Data entries for graphics →
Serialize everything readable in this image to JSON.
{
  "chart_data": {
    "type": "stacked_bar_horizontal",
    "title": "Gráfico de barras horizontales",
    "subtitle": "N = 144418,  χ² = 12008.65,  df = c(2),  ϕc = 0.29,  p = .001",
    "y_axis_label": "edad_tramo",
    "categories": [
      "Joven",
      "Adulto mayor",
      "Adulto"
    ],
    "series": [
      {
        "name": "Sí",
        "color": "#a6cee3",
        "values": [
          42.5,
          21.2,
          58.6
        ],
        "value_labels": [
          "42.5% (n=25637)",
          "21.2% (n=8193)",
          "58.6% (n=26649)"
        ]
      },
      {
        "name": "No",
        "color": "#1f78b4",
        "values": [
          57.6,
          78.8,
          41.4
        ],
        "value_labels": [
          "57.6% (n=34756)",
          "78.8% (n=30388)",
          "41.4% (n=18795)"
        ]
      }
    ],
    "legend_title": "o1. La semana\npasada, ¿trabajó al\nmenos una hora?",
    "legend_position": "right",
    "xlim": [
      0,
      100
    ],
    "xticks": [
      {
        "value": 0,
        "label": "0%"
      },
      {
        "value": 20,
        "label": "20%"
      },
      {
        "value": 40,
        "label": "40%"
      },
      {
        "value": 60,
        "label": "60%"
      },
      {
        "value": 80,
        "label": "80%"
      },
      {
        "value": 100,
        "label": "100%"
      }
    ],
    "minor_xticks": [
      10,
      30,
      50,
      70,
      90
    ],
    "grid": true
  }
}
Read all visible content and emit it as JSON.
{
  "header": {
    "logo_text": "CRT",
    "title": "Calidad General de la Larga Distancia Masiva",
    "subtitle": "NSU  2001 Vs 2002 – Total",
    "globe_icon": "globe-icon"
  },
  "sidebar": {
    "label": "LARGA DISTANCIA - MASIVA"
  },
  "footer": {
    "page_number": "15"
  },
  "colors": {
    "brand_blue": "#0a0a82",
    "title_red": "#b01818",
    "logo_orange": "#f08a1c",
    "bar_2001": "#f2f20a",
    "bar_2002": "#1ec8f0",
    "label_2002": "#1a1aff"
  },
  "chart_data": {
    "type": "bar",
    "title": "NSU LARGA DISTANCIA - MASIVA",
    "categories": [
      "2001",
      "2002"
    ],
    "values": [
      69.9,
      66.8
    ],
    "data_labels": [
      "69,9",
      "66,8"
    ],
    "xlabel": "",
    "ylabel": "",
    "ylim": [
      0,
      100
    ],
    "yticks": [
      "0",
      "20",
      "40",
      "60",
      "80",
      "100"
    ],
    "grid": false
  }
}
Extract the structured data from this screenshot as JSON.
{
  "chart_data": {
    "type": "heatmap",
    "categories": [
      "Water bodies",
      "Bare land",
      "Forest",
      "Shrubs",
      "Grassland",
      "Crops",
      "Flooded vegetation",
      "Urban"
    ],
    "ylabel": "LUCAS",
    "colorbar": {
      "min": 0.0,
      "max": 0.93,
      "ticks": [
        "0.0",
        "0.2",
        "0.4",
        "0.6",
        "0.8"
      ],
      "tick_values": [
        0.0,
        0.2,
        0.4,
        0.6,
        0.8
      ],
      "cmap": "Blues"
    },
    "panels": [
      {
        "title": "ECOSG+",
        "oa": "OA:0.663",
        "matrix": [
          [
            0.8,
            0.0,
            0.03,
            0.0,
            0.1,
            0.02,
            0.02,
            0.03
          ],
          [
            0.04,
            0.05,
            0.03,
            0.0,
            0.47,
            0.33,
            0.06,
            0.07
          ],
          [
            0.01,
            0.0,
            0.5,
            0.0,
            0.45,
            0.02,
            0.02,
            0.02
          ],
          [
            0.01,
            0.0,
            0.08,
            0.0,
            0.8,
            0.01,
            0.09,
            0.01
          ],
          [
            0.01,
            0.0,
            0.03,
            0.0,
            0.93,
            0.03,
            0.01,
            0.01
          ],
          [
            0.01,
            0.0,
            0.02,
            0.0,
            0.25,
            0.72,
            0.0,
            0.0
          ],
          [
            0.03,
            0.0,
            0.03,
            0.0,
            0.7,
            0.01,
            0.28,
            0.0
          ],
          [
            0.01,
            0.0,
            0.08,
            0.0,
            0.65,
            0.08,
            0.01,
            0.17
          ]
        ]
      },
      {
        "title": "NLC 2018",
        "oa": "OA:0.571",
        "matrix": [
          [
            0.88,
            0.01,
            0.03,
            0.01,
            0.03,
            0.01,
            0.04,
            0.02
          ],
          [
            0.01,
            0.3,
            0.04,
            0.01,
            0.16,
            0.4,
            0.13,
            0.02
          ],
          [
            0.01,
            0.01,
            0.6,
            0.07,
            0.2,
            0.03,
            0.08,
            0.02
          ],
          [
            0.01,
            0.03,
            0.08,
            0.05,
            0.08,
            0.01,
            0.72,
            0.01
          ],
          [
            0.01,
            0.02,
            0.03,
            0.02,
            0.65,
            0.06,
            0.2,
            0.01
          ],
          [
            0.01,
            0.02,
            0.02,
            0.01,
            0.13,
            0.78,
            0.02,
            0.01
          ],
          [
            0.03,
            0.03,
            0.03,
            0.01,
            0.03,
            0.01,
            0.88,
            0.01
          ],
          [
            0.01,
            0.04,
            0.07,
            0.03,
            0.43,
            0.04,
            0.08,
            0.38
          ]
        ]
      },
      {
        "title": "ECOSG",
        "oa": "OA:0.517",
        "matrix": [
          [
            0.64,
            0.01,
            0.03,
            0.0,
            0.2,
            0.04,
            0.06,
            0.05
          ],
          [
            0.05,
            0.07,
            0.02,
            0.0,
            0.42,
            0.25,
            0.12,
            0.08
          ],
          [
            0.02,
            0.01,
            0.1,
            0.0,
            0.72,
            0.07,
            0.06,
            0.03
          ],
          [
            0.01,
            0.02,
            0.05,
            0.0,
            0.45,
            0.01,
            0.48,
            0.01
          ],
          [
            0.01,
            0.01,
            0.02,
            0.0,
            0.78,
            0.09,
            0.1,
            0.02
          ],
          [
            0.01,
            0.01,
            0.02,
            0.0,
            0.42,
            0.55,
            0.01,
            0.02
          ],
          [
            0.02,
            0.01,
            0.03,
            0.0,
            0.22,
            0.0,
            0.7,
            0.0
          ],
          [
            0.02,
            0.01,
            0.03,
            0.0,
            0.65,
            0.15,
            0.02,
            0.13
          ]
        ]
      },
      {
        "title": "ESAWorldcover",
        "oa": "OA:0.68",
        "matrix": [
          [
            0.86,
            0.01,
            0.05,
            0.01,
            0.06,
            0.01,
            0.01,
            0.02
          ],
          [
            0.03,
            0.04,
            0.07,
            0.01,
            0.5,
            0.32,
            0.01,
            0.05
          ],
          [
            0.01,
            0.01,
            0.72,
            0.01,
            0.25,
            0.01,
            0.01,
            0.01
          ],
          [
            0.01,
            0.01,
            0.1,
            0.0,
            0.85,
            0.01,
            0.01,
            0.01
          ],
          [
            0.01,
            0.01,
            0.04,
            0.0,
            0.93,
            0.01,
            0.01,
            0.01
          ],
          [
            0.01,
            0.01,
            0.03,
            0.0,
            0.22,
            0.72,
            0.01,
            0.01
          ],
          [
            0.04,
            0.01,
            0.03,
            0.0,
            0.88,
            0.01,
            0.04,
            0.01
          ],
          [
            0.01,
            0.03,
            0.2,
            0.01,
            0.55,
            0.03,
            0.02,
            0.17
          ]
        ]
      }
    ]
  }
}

WHAT TO DO → Return each line of the data that contains the string "JSON".

PROBLEM SOLUTION →
Serialize everything readable in this image to JSON.
Read all visible content and emit it as JSON.
Extract the structured data from this screenshot as JSON.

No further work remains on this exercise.